>>>>>

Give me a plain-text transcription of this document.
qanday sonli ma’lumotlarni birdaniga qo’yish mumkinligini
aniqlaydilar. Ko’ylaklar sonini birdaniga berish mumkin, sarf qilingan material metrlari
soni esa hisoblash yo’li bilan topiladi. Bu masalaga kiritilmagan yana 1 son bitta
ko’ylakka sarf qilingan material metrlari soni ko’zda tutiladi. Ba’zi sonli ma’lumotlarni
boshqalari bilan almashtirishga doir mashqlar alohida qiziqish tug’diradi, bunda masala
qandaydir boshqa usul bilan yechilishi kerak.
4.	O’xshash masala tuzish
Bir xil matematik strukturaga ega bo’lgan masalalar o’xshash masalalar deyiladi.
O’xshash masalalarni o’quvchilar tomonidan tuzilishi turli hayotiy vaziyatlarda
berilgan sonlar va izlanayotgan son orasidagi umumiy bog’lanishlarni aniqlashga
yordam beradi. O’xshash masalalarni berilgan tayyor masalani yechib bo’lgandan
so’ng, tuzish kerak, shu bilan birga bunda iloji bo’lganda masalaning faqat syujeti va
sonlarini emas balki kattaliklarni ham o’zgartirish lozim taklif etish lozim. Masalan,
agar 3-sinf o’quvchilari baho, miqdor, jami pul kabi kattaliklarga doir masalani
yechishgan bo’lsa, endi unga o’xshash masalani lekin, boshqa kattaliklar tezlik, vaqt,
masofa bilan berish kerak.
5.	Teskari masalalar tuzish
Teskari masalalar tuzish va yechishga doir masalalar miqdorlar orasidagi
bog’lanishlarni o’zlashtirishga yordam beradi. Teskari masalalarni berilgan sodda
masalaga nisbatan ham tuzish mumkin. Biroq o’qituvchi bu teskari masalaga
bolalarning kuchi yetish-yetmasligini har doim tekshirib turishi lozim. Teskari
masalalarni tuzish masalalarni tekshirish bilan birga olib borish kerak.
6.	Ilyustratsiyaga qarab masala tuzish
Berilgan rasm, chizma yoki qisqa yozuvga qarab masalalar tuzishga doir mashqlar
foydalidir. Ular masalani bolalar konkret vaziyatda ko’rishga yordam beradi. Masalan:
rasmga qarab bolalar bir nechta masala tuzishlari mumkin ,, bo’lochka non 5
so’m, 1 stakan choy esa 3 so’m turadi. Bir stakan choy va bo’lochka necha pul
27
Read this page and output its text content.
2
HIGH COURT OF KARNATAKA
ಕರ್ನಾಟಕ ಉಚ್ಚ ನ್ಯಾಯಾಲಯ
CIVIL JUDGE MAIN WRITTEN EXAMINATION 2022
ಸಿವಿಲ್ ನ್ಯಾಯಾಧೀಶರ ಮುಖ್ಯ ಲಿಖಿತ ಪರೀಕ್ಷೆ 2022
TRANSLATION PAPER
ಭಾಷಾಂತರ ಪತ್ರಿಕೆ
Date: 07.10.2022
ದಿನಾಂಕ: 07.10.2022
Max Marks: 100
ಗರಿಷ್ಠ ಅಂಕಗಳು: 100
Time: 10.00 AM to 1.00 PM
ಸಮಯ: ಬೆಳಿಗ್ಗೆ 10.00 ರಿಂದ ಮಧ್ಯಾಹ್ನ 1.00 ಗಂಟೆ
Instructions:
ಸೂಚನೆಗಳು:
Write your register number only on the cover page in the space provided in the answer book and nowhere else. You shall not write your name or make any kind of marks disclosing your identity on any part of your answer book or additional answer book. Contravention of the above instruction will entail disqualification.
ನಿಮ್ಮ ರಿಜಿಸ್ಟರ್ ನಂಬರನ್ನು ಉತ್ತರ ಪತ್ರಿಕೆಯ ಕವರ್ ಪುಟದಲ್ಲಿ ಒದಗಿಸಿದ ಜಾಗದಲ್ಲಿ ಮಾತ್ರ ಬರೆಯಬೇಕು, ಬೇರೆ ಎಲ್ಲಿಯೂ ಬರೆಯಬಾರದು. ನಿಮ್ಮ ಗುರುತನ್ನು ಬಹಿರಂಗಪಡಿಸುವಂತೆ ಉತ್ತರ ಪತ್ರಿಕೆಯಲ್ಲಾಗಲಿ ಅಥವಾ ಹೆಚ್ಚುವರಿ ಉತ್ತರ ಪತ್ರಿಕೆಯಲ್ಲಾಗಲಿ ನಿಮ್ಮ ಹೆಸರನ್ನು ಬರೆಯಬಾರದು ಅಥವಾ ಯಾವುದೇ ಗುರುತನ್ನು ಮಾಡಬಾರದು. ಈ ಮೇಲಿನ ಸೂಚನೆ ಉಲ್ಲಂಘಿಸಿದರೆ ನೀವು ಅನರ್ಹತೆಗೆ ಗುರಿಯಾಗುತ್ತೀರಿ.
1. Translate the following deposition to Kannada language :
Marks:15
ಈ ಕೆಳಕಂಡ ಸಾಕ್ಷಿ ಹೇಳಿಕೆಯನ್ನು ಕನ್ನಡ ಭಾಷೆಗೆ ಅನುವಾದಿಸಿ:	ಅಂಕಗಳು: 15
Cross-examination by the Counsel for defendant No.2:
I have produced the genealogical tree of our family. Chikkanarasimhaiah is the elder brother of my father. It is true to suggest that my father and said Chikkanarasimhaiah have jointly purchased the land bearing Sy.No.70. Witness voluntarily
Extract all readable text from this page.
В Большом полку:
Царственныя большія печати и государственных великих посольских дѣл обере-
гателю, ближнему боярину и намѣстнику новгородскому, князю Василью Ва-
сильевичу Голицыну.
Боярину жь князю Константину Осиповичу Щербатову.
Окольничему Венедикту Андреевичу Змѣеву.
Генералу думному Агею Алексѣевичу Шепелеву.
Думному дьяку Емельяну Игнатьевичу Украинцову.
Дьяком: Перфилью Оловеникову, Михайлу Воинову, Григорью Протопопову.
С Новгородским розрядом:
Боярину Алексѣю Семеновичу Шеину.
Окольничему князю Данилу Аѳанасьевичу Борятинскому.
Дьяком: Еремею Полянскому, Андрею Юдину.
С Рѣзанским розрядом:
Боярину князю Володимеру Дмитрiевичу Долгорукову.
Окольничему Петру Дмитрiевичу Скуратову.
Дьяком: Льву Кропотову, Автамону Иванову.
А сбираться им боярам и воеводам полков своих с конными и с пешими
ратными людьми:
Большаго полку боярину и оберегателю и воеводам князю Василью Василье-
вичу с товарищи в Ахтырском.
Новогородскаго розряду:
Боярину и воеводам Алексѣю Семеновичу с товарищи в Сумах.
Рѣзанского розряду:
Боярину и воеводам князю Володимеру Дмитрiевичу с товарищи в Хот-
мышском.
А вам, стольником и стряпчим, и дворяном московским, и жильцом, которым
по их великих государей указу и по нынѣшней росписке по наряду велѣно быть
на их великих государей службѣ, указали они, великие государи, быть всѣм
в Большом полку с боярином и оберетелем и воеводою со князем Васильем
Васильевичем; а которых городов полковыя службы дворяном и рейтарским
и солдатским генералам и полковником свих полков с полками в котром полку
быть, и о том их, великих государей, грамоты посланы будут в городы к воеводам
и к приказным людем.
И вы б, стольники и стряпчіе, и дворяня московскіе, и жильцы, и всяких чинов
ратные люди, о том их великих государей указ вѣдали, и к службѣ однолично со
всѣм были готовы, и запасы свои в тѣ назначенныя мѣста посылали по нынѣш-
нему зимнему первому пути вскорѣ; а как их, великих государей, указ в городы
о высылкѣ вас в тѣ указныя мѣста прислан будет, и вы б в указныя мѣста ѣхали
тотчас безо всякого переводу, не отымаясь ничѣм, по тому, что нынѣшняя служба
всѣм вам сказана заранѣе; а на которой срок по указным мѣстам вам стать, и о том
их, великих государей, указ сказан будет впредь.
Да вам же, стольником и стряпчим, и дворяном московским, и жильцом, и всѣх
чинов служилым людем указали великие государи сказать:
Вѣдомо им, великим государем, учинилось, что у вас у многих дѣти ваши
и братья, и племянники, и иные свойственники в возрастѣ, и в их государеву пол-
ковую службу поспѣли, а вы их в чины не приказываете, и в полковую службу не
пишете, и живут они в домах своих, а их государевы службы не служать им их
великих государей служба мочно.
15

<<<<<

_Your task_: From the data above, copy each line where the string "qarab" appears.

_Exercise response_:
6.	Ilyustratsiyaga qarab masala tuzish
Berilgan rasm, chizma yoki qisqa yozuvga qarab masalalar tuzishga doir mashqlar
rasmga qarab bolalar bir nechta masala tuzishlari mumkin ,, bo’lochka non 5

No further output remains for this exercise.